(Dataset rows for document pages)
++++++++++++++++++++

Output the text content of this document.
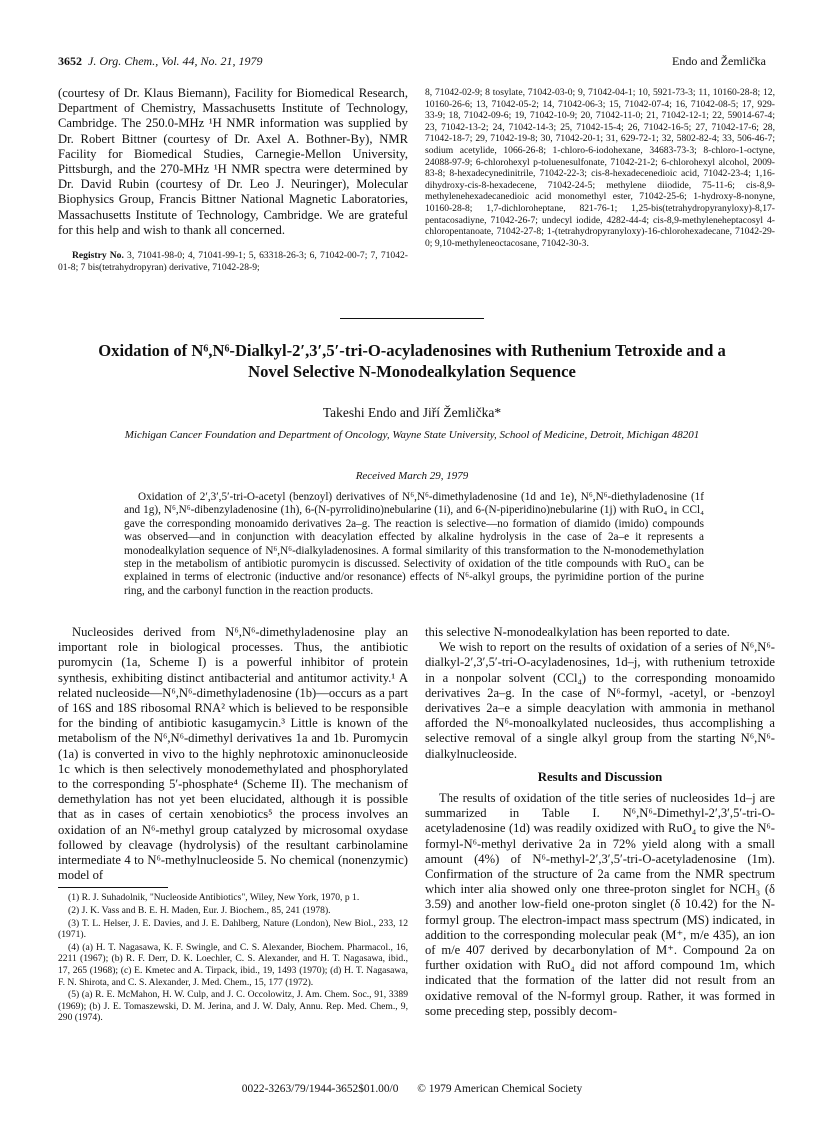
3652 J. Org. Chem., Vol. 44, No. 21, 1979	Endo and Žemlička

(courtesy of Dr. Klaus Biemann), Facility for Biomedical Research, Department of Chemistry, Massachusetts Institute of Technology, Cambridge. The 250.0-MHz ¹H NMR information was supplied by Dr. Robert Bittner (courtesy of Dr. Axel A. Bothner-By), NMR Facility for Biomedical Studies, Carnegie-Mellon University, Pittsburgh, and the 270-MHz ¹H NMR spectra were determined by Dr. David Rubin (courtesy of Dr. Leo J. Neuringer), Molecular Biophysics Group, Francis Bittner National Magnetic Laboratories, Massachusetts Institute of Technology, Cambridge. We are grateful for this help and wish to thank all concerned.

Registry No. 3, 71041-98-0; 4, 71041-99-1; 5, 63318-26-3; 6, 71042-00-7; 7, 71042-01-8; 7 bis(tetrahydropyran) derivative, 71042-28-9;

8, 71042-02-9; 8 tosylate, 71042-03-0; 9, 71042-04-1; 10, 5921-73-3; 11, 10160-28-8; 12, 10160-26-6; 13, 71042-05-2; 14, 71042-06-3; 15, 71042-07-4; 16, 71042-08-5; 17, 929-33-9; 18, 71042-09-6; 19, 71042-10-9; 20, 71042-11-0; 21, 71042-12-1; 22, 59014-67-4; 23, 71042-13-2; 24, 71042-14-3; 25, 71042-15-4; 26, 71042-16-5; 27, 71042-17-6; 28, 71042-18-7; 29, 71042-19-8; 30, 71042-20-1; 31, 629-72-1; 32, 5802-82-4; 33, 506-46-7; sodium acetylide, 1066-26-8; 1-chloro-6-iodohexane, 34683-73-3; 8-chloro-1-octyne, 24088-97-9; 6-chlorohexyl p-toluenesulfonate, 71042-21-2; 6-chlorohexyl alcohol, 2009-83-8; 8-hexadecynedinitrile, 71042-22-3; cis-8-hexadecenedioic acid, 71042-23-4; 1,16-dihydroxy-cis-8-hexadecene, 71042-24-5; methylene diiodide, 75-11-6; cis-8,9-methylenehexadecanedioic acid monomethyl ester, 71042-25-6; 1-hydroxy-8-nonyne, 10160-28-8; 1,7-dichloroheptane, 821-76-1; 1,25-bis(tetrahydropyranyloxy)-8,17-pentacosadiyne, 71042-26-7; undecyl iodide, 4282-44-4; cis-8,9-methyleneheptacosyl 4-chloropentanoate, 71042-27-8; 1-(tetrahydropyranyloxy)-16-chlorohexadecane, 71042-29-0; 9,10-methyleneoctacosane, 71042-30-3.
Oxidation of N⁶,N⁶-Dialkyl-2′,3′,5′-tri-O-acyladenosines with Ruthenium Tetroxide and a Novel Selective N-Monodealkylation Sequence
Takeshi Endo and Jiří Žemlička*
Michigan Cancer Foundation and Department of Oncology, Wayne State University, School of Medicine, Detroit, Michigan 48201
Received March 29, 1979
Oxidation of 2′,3′,5′-tri-O-acetyl (benzoyl) derivatives of N⁶,N⁶-dimethyladenosine (1d and 1e), N⁶,N⁶-diethyladenosine (1f and 1g), N⁶,N⁶-dibenzyladenosine (1h), 6-(N-pyrrolidino)nebularine (1i), and 6-(N-piperidino)nebularine (1j) with RuO₄ in CCl₄ gave the corresponding monoamido derivatives 2a–g. The reaction is selective—no formation of diamido (imido) compounds was observed—and in conjunction with deacylation effected by alkaline hydrolysis in the case of 2a–e it represents a monodealkylation sequence of N⁶,N⁶-dialkyladenosines. A formal similarity of this transformation to the N-monodemethylation step in the metabolism of antibiotic puromycin is discussed. Selectivity of oxidation of the title compounds with RuO₄ can be explained in terms of electronic (inductive and/or resonance) effects of N⁶-alkyl groups, the pyrimidine portion of the purine ring, and the carbonyl function in the reaction products.

Nucleosides derived from N⁶,N⁶-dimethyladenosine play an important role in biological processes. Thus, the antibiotic puromycin (1a, Scheme I) is a powerful inhibitor of protein synthesis, exhibiting distinct antibacterial and antitumor activity.¹ A related nucleoside—N⁶,N⁶-dimethyladenosine (1b)—occurs as a part of 16S and 18S ribosomal RNA² which is believed to be responsible for the binding of antibiotic kasugamycin.³ Little is known of the metabolism of the N⁶,N⁶-dimethyl derivatives 1a and 1b. Puromycin (1a) is converted in vivo to the highly nephrotoxic aminonucleoside 1c which is then selectively monodemethylated and phosphorylated to the corresponding 5′-phosphate⁴ (Scheme II). The mechanism of demethylation has not yet been elucidated, although it is possible that as in cases of certain xenobiotics⁵ the process involves an oxidation of an N⁶-methyl group catalyzed by microsomal oxydase followed by cleavage (hydrolysis) of the resultant carbinolamine intermediate 4 to N⁶-methylnucleoside 5. No chemical (nonenzymic) model of

(1) R. J. Suhadolnik, "Nucleoside Antibiotics", Wiley, New York, 1970, p 1.

(2) J. K. Vass and B. E. H. Maden, Eur. J. Biochem., 85, 241 (1978).

(3) T. L. Helser, J. E. Davies, and J. E. Dahlberg, Nature (London), New Biol., 233, 12 (1971).

(4) (a) H. T. Nagasawa, K. F. Swingle, and C. S. Alexander, Biochem. Pharmacol., 16, 2211 (1967); (b) R. F. Derr, D. K. Loechler, C. S. Alexander, and H. T. Nagasawa, ibid., 17, 265 (1968); (c) E. Kmetec and A. Tirpack, ibid., 19, 1493 (1970); (d) H. T. Nagasawa, F. N. Shirota, and C. S. Alexander, J. Med. Chem., 15, 177 (1972).

(5) (a) R. E. McMahon, H. W. Culp, and J. C. Occolowitz, J. Am. Chem. Soc., 91, 3389 (1969); (b) J. E. Tomaszewski, D. M. Jerina, and J. W. Daly, Annu. Rep. Med. Chem., 9, 290 (1974).

this selective N-monodealkylation has been reported to date.

We wish to report on the results of oxidation of a series of N⁶,N⁶-dialkyl-2′,3′,5′-tri-O-acyladenosines, 1d–j, with ruthenium tetroxide in a nonpolar solvent (CCl₄) to the corresponding monoamido derivatives 2a–g. In the case of N⁶-formyl, -acetyl, or -benzoyl derivatives 2a–e a simple deacylation with ammonia in methanol afforded the N⁶-monoalkylated nucleosides, thus accomplishing a selective removal of a single alkyl group from the starting N⁶,N⁶-dialkylnucleoside.

Results and Discussion

The results of oxidation of the title series of nucleosides 1d–j are summarized in Table I. N⁶,N⁶-Dimethyl-2′,3′,5′-tri-O-acetyladenosine (1d) was readily oxidized with RuO₄ to give the N⁶-formyl-N⁶-methyl derivative 2a in 72% yield along with a small amount (4%) of N⁶-methyl-2′,3′,5′-tri-O-acetyladenosine (1m). Confirmation of the structure of 2a came from the NMR spectrum which inter alia showed only one three-proton singlet for NCH₃ (δ 3.59) and another low-field one-proton singlet (δ 10.42) for the N-formyl group. The electron-impact mass spectrum (MS) indicated, in addition to the corresponding molecular peak (M⁺, m/e 435), an ion of m/e 407 derived by decarbonylation of M⁺. Compound 2a on further oxidation with RuO₄ did not afford compound 1m, which indicated that the formation of the latter did not result from an oxidative removal of the N-formyl group. Rather, it was formed in some preceding step, possibly decom-

0022-3263/79/1944-3652$01.00/0 © 1979 American Chemical Society
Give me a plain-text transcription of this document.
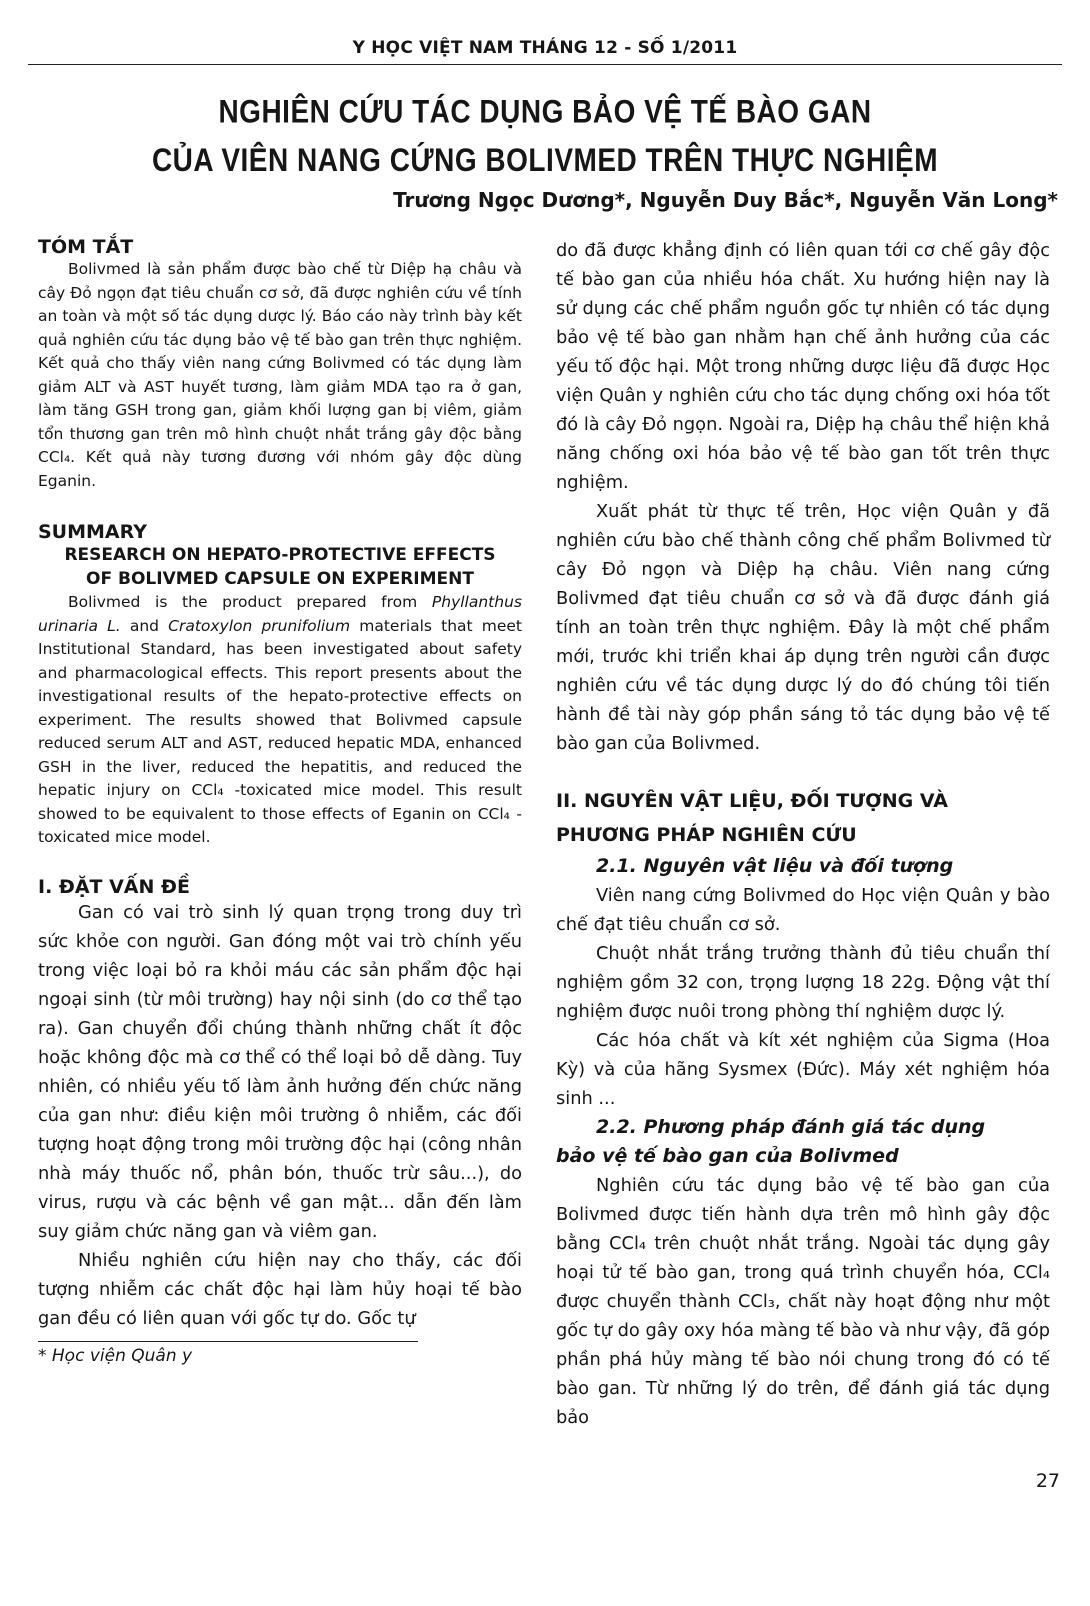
Y HỌC VIỆT NAM THÁNG 12 - SỐ 1/2011
NGHIÊN CỨU TÁC DỤNG BẢO VỆ TẾ BÀO GAN
CỦA VIÊN NANG CỨNG BOLIVMED TRÊN THỰC NGHIỆM
Trương Ngọc Dương*, Nguyễn Duy Bắc*, Nguyễn Văn Long*

TÓM TẮT

Bolivmed là sản phẩm được bào chế từ Diệp hạ châu và cây Đỏ ngọn đạt tiêu chuẩn cơ sở, đã được nghiên cứu về tính an toàn và một số tác dụng dược lý. Báo cáo này trình bày kết quả nghiên cứu tác dụng bảo vệ tế bào gan trên thực nghiệm. Kết quả cho thấy viên nang cứng Bolivmed có tác dụng làm giảm ALT và AST huyết tương, làm giảm MDA tạo ra ở gan, làm tăng GSH trong gan, giảm khối lượng gan bị viêm, giảm tổn thương gan trên mô hình chuột nhắt trắng gây độc bằng CCl₄. Kết quả này tương đương với nhóm gây độc dùng Eganin.

SUMMARY

RESEARCH ON HEPATO-PROTECTIVE EFFECTS

OF BOLIVMED CAPSULE ON EXPERIMENT

Bolivmed is the product prepared from Phyllanthus urinaria L. and Cratoxylon prunifolium materials that meet Institutional Standard, has been investigated about safety and pharmacological effects. This report presents about the investigational results of the hepato-protective effects on experiment. The results showed that Bolivmed capsule reduced serum ALT and AST, reduced hepatic MDA, enhanced GSH in the liver, reduced the hepatitis, and reduced the hepatic injury on CCl₄ -toxicated mice model. This result showed to be equivalent to those effects of Eganin on CCl₄ -toxicated mice model.

I. ĐẶT VẤN ĐỀ

Gan có vai trò sinh lý quan trọng trong duy trì sức khỏe con người. Gan đóng một vai trò chính yếu trong việc loại bỏ ra khỏi máu các sản phẩm độc hại ngoại sinh (từ môi trường) hay nội sinh (do cơ thể tạo ra). Gan chuyển đổi chúng thành những chất ít độc hoặc không độc mà cơ thể có thể loại bỏ dễ dàng. Tuy nhiên, có nhiều yếu tố làm ảnh hưởng đến chức năng của gan như: điều kiện môi trường ô nhiễm, các đối tượng hoạt động trong môi trường độc hại (công nhân nhà máy thuốc nổ, phân bón, thuốc trừ sâu...), do virus, rượu và các bệnh về gan mật... dẫn đến làm suy giảm chức năng gan và viêm gan.

Nhiều nghiên cứu hiện nay cho thấy, các đối tượng nhiễm các chất độc hại làm hủy hoại tế bào gan đều có liên quan với gốc tự do. Gốc tự

* Học viện Quân y

do đã được khẳng định có liên quan tới cơ chế gây độc tế bào gan của nhiều hóa chất. Xu hướng hiện nay là sử dụng các chế phẩm nguồn gốc tự nhiên có tác dụng bảo vệ tế bào gan nhằm hạn chế ảnh hưởng của các yếu tố độc hại. Một trong những dược liệu đã được Học viện Quân y nghiên cứu cho tác dụng chống oxi hóa tốt đó là cây Đỏ ngọn. Ngoài ra, Diệp hạ châu thể hiện khả năng chống oxi hóa bảo vệ tế bào gan tốt trên thực nghiệm.

Xuất phát từ thực tế trên, Học viện Quân y đã nghiên cứu bào chế thành công chế phẩm Bolivmed từ cây Đỏ ngọn và Diệp hạ châu. Viên nang cứng Bolivmed đạt tiêu chuẩn cơ sở và đã được đánh giá tính an toàn trên thực nghiệm. Đây là một chế phẩm mới, trước khi triển khai áp dụng trên người cần được nghiên cứu về tác dụng dược lý do đó chúng tôi tiến hành đề tài này góp phần sáng tỏ tác dụng bảo vệ tế bào gan của Bolivmed.

II. NGUYÊN VẬT LIỆU, ĐỐI TƯỢNG VÀ
PHƯƠNG PHÁP NGHIÊN CỨU

2.1. Nguyên vật liệu và đối tượng

Viên nang cứng Bolivmed do Học viện Quân y bào chế đạt tiêu chuẩn cơ sở.

Chuột nhắt trắng trưởng thành đủ tiêu chuẩn thí nghiệm gồm 32 con, trọng lượng 18 22g. Động vật thí nghiệm được nuôi trong phòng thí nghiệm dược lý.

Các hóa chất và kít xét nghiệm của Sigma (Hoa Kỳ) và của hãng Sysmex (Đức). Máy xét nghiệm hóa sinh ...

2.2. Phương pháp đánh giá tác dụng
bảo vệ tế bào gan của Bolivmed

Nghiên cứu tác dụng bảo vệ tế bào gan của Bolivmed được tiến hành dựa trên mô hình gây độc bằng CCl₄ trên chuột nhắt trắng. Ngoài tác dụng gây hoại tử tế bào gan, trong quá trình chuyển hóa, CCl₄ được chuyển thành CCl₃, chất này hoạt động như một gốc tự do gây oxy hóa màng tế bào và như vậy, đã góp phần phá hủy màng tế bào nói chung trong đó có tế bào gan. Từ những lý do trên, để đánh giá tác dụng bảo

27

++++++++++++++++++++

▶ [Your instructions] Throughout the records above, find the lines in which the word "text" appears and return them.

▶ [Completed exercise]
Output the text content of this document.
Give me a plain-text transcription of this document.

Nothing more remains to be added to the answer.